* EXERCISE REQUIREMENTS *
Exactly as written, quote every line that follows, skipping the images.

Data entries
______
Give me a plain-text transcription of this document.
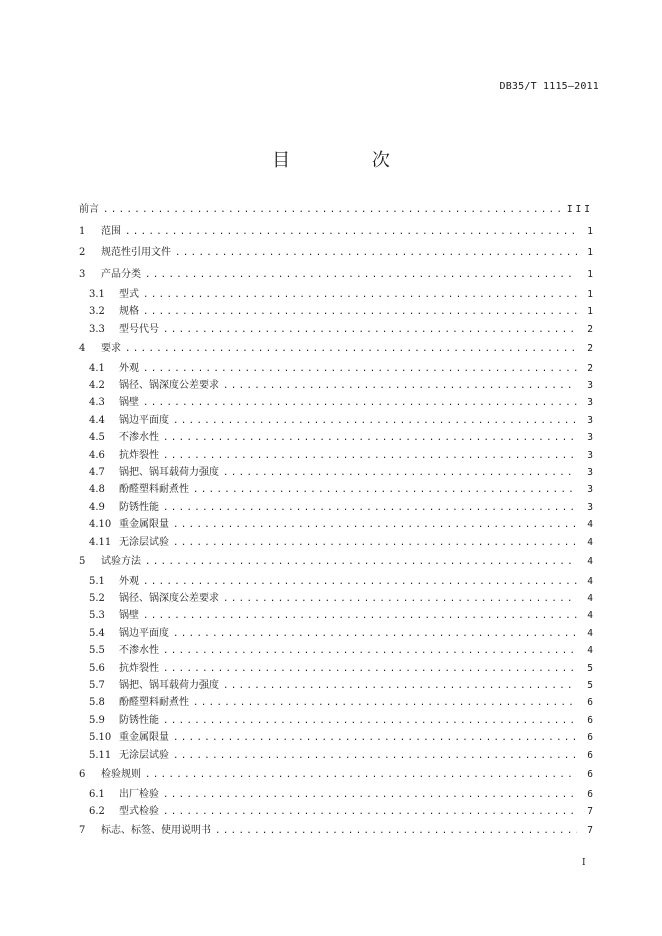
DB35/T 1115—2011
目 次
前言 .....	III
1	范围 .....	1
2	规范性引用文件 .....	1
3	产品分类 .....	1
3.1	型式 .....	1
3.2	规格 .....	1
3.3	型号代号 .....	2
4	要求 .....	2
4.1	外观 .....	2
4.2	锅径、锅深度公差要求 .....	3
4.3	锅壁 .....	3
4.4	锅边平面度 .....	3
4.5	不渗水性 .....	3
4.6	抗炸裂性 .....	3
4.7	锅把、锅耳载荷力强度 .....	3
4.8	酚醛塑料耐煮性 .....	3
4.9	防锈性能 .....	3
4.10 重金属限量 .....	4
4.11 无涂层试验 .....	4
5	试验方法 .....	4
5.1	外观 .....	4
5.2	锅径、锅深度公差要求 .....	4
5.3	锅壁 .....	4
5.4	锅边平面度 .....	4
5.5	不渗水性 .....	4
5.6	抗炸裂性 .....	5
5.7	锅把、锅耳载荷力强度 .....	5
5.8	酚醛塑料耐煮性 .....	6
5.9	防锈性能 .....	6
5.10 重金属限量 .....	6
5.11 无涂层试验 .....	6
6	检验规则 .....	6
6.1	出厂检验 .....	6
6.2	型式检验 .....	7
7	标志、标签、使用说明书 .....	7
I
______
* PROBLEM SOLUTION *
Give me a plain-text transcription of this document.
DB35/T 1115—2011
目 次
前言 .....	III
1	范围 .....	1
2	规范性引用文件 .....	1
3	产品分类 .....	1
3.1	型式 .....	1
3.2	规格 .....	1
3.3	型号代号 .....	2
4	要求 .....	2
4.1	外观 .....	2
4.2	锅径、锅深度公差要求 .....	3
4.3	锅壁 .....	3
4.4	锅边平面度 .....	3
4.5	不渗水性 .....	3
4.6	抗炸裂性 .....	3
4.7	锅把、锅耳载荷力强度 .....	3
4.8	酚醛塑料耐煮性 .....	3
4.9	防锈性能 .....	3
4.10 重金属限量 .....	4
4.11 无涂层试验 .....	4
5	试验方法 .....	4
5.1	外观 .....	4
5.2	锅径、锅深度公差要求 .....	4
5.3	锅壁 .....	4
5.4	锅边平面度 .....	4
5.5	不渗水性 .....	4
5.6	抗炸裂性 .....	5
5.7	锅把、锅耳载荷力强度 .....	5
5.8	酚醛塑料耐煮性 .....	6
5.9	防锈性能 .....	6
5.10 重金属限量 .....	6
5.11 无涂层试验 .....	6
6	检验规则 .....	6
6.1	出厂检验 .....	6
6.2	型式检验 .....	7
7	标志、标签、使用说明书 .....	7
I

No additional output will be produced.